Task:
Extract, exactly and without pictures, every line from the one that includes "OCR this image." through the final line of the material below.

(Stored items)
>> BEGIN

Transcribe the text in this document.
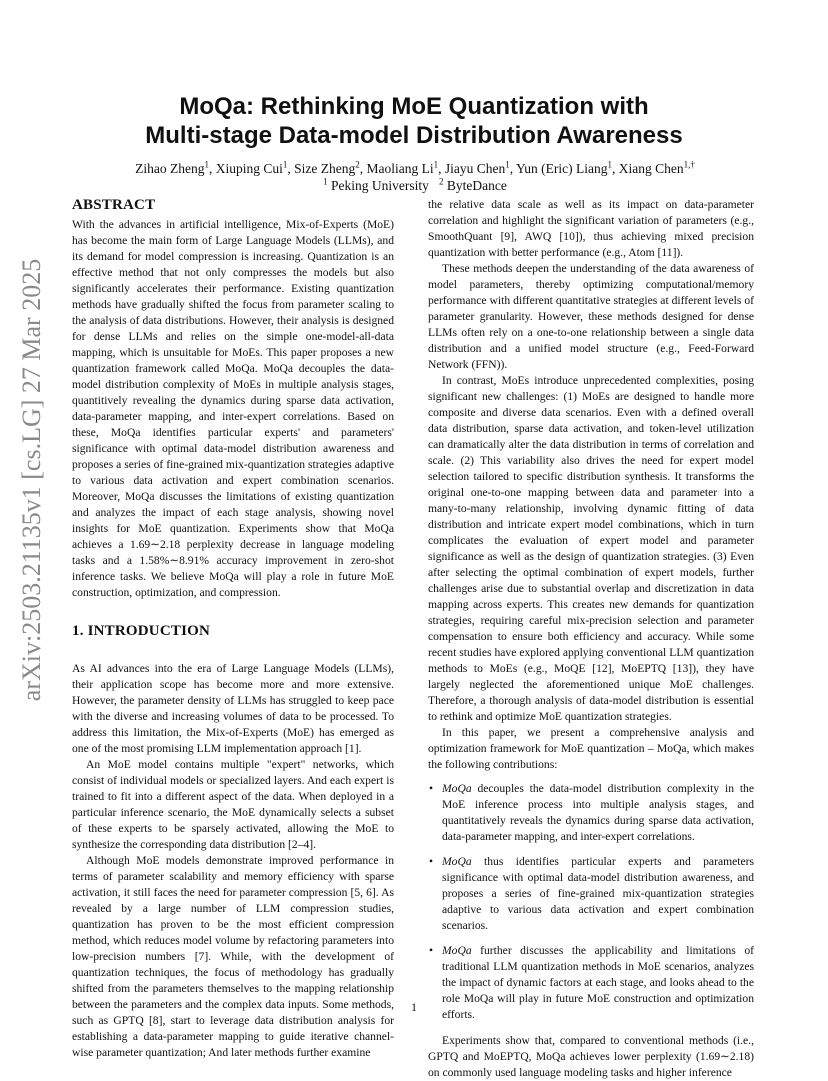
arXiv:2503.21135v1 [cs.LG] 27 Mar 2025
MoQa: Rethinking MoE Quantization with
Multi-stage Data-model Distribution Awareness
Zihao Zheng$^1$, Xiuping Cui$^1$, Size Zheng$^2$, Maoliang Li$^1$, Jiayu Chen$^1$, Yun (Eric) Liang$^1$, Xiang Chen$^{1,\dagger}$
$^1$ Peking University $^2$ ByteDance
ABSTRACT

With the advances in artificial intelligence, Mix-of-Experts (MoE) has become the main form of Large Language Models (LLMs), and its demand for model compression is increasing. Quantization is an effective method that not only compresses the models but also significantly accelerates their performance. Existing quantization methods have gradually shifted the focus from parameter scaling to the analysis of data distributions. However, their analysis is designed for dense LLMs and relies on the simple one-model-all-data mapping, which is unsuitable for MoEs. This paper proposes a new quantization framework called MoQa. MoQa decouples the data-model distribution complexity of MoEs in multiple analysis stages, quantitively revealing the dynamics during sparse data activation, data-parameter mapping, and inter-expert correlations. Based on these, MoQa identifies particular experts' and parameters' significance with optimal data-model distribution awareness and proposes a series of fine-grained mix-quantization strategies adaptive to various data activation and expert combination scenarios. Moreover, MoQa discusses the limitations of existing quantization and analyzes the impact of each stage analysis, showing novel insights for MoE quantization. Experiments show that MoQa achieves a 1.69∼2.18 perplexity decrease in language modeling tasks and a 1.58%∼8.91% accuracy improvement in zero-shot inference tasks. We believe MoQa will play a role in future MoE construction, optimization, and compression.

1. INTRODUCTION

As AI advances into the era of Large Language Models (LLMs), their application scope has become more and more extensive. However, the parameter density of LLMs has struggled to keep pace with the diverse and increasing volumes of data to be processed. To address this limitation, the Mix-of-Experts (MoE) has emerged as one of the most promising LLM implementation approach [1].

An MoE model contains multiple "expert" networks, which consist of individual models or specialized layers. And each expert is trained to fit into a different aspect of the data. When deployed in a particular inference scenario, the MoE dynamically selects a subset of these experts to be sparsely activated, allowing the MoE to synthesize the corresponding data distribution [2–4].

Although MoE models demonstrate improved performance in terms of parameter scalability and memory efficiency with sparse activation, it still faces the need for parameter compression [5, 6]. As revealed by a large number of LLM compression studies, quantization has proven to be the most efficient compression method, which reduces model volume by refactoring parameters into low-precision numbers [7]. While, with the development of quantization techniques, the focus of methodology has gradually shifted from the parameters themselves to the mapping relationship between the parameters and the complex data inputs. Some methods, such as GPTQ [8], start to leverage data distribution analysis for establishing a data-parameter mapping to guide iterative channel-wise parameter quantization; And later methods further examine

the relative data scale as well as its impact on data-parameter correlation and highlight the significant variation of parameters (e.g., SmoothQuant [9], AWQ [10]), thus achieving mixed precision quantization with better performance (e.g., Atom [11]).

These methods deepen the understanding of the data awareness of model parameters, thereby optimizing computational/memory performance with different quantitative strategies at different levels of parameter granularity. However, these methods designed for dense LLMs often rely on a one-to-one relationship between a single data distribution and a unified model structure (e.g., Feed-Forward Network (FFN)).

In contrast, MoEs introduce unprecedented complexities, posing significant new challenges: (1) MoEs are designed to handle more composite and diverse data scenarios. Even with a defined overall data distribution, sparse data activation, and token-level utilization can dramatically alter the data distribution in terms of correlation and scale. (2) This variability also drives the need for expert model selection tailored to specific distribution synthesis. It transforms the original one-to-one mapping between data and parameter into a many-to-many relationship, involving dynamic fitting of data distribution and intricate expert model combinations, which in turn complicates the evaluation of expert model and parameter significance as well as the design of quantization strategies. (3) Even after selecting the optimal combination of expert models, further challenges arise due to substantial overlap and discretization in data mapping across experts. This creates new demands for quantization strategies, requiring careful mix-precision selection and parameter compensation to ensure both efficiency and accuracy. While some recent studies have explored applying conventional LLM quantization methods to MoEs (e.g., MoQE [12], MoEPTQ [13]), they have largely neglected the aforementioned unique MoE challenges. Therefore, a thorough analysis of data-model distribution is essential to rethink and optimize MoE quantization strategies.

In this paper, we present a comprehensive analysis and optimization framework for MoE quantization – MoQa, which makes the following contributions:

• MoQa decouples the data-model distribution complexity in the MoE inference process into multiple analysis stages, and quantitatively reveals the dynamics during sparse data activation, data-parameter mapping, and inter-expert correlations.
• MoQa thus identifies particular experts and parameters significance with optimal data-model distribution awareness, and proposes a series of fine-grained mix-quantization strategies adaptive to various data activation and expert combination scenarios.
• MoQa further discusses the applicability and limitations of traditional LLM quantization methods in MoE scenarios, analyzes the impact of dynamic factors at each stage, and looks ahead to the role MoQa will play in future MoE construction and optimization efforts.

Experiments show that, compared to conventional methods (i.e., GPTQ and MoEPTQ, MoQa achieves lower perplexity (1.69∼2.18) on commonly used language modeling tasks and higher inference

1
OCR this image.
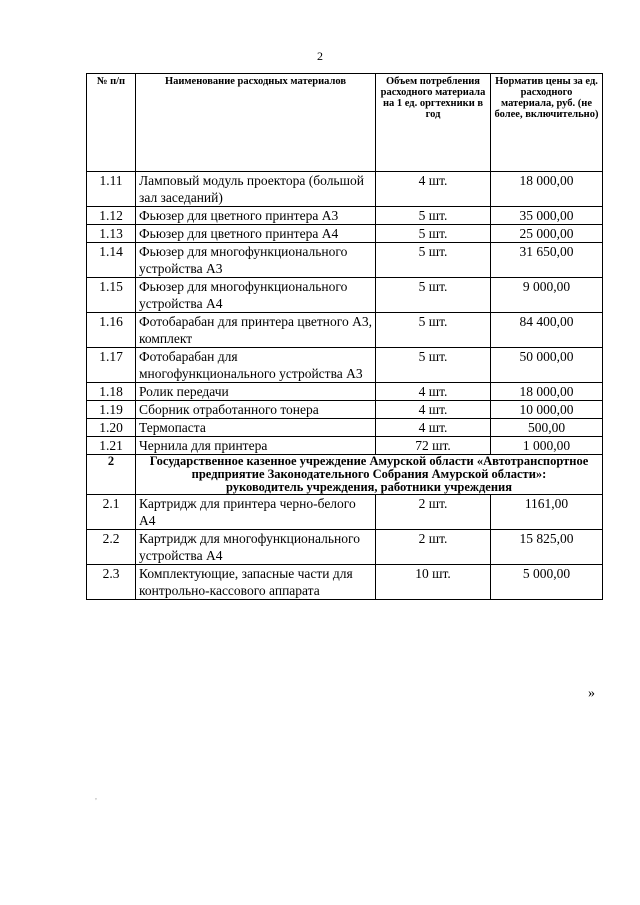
2
№ п/п	Наименование расходных материалов	Объем потребления расходного материала на 1 ед. оргтехники в год	Норматив цены за ед. расходного материала, руб. (не более, включительно)
1.11	Ламповый модуль проектора (большой зал заседаний)	4 шт.	18 000,00
1.12	Фьюзер для цветного принтера А3	5 шт.	35 000,00
1.13	Фьюзер для цветного принтера А4	5 шт.	25 000,00
1.14	Фьюзер для многофункционального устройства А3	5 шт.	31 650,00
1.15	Фьюзер для многофункционального устройства А4	5 шт.	9 000,00
1.16	Фотобарабан для принтера цветного А3, комплект	5 шт.	84 400,00
1.17	Фотобарабан для многофункционального устройства А3	5 шт.	50 000,00
1.18	Ролик передачи	4 шт.	18 000,00
1.19	Сборник отработанного тонера	4 шт.	10 000,00
1.20	Термопаста	4 шт.	500,00
1.21	Чернила для принтера	72 шт.	1 000,00
2	Государственное казенное учреждение Амурской области «Автотранспортное предприятие Законодательного Собрания Амурской области»:
руководитель учреждения, работники учреждения		

2.1	Картридж для принтера черно-белого А4	2 шт.	1161,00
2.2	Картридж для многофункционального устройства А4	2 шт.	15 825,00
2.3	Комплектующие, запасные части для контрольно-кассового аппарата	10 шт.	5 000,00
»
,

>> END

Result for this task:
OCR this image.
2
№ п/п	Наименование расходных материалов	Объем потребления расходного материала на 1 ед. оргтехники в год	Норматив цены за ед. расходного материала, руб. (не более, включительно)
1.11	Ламповый модуль проектора (большой зал заседаний)	4 шт.	18 000,00
1.12	Фьюзер для цветного принтера А3	5 шт.	35 000,00
1.13	Фьюзер для цветного принтера А4	5 шт.	25 000,00
1.14	Фьюзер для многофункционального устройства А3	5 шт.	31 650,00
1.15	Фьюзер для многофункционального устройства А4	5 шт.	9 000,00
1.16	Фотобарабан для принтера цветного А3, комплект	5 шт.	84 400,00
1.17	Фотобарабан для многофункционального устройства А3	5 шт.	50 000,00
1.18	Ролик передачи	4 шт.	18 000,00
1.19	Сборник отработанного тонера	4 шт.	10 000,00
1.20	Термопаста	4 шт.	500,00
1.21	Чернила для принтера	72 шт.	1 000,00
2	Государственное казенное учреждение Амурской области «Автотранспортное предприятие Законодательного Собрания Амурской области»:
руководитель учреждения, работники учреждения		

2.1	Картридж для принтера черно-белого А4	2 шт.	1161,00
2.2	Картридж для многофункционального устройства А4	2 шт.	15 825,00
2.3	Комплектующие, запасные части для контрольно-кассового аппарата	10 шт.	5 000,00
»
,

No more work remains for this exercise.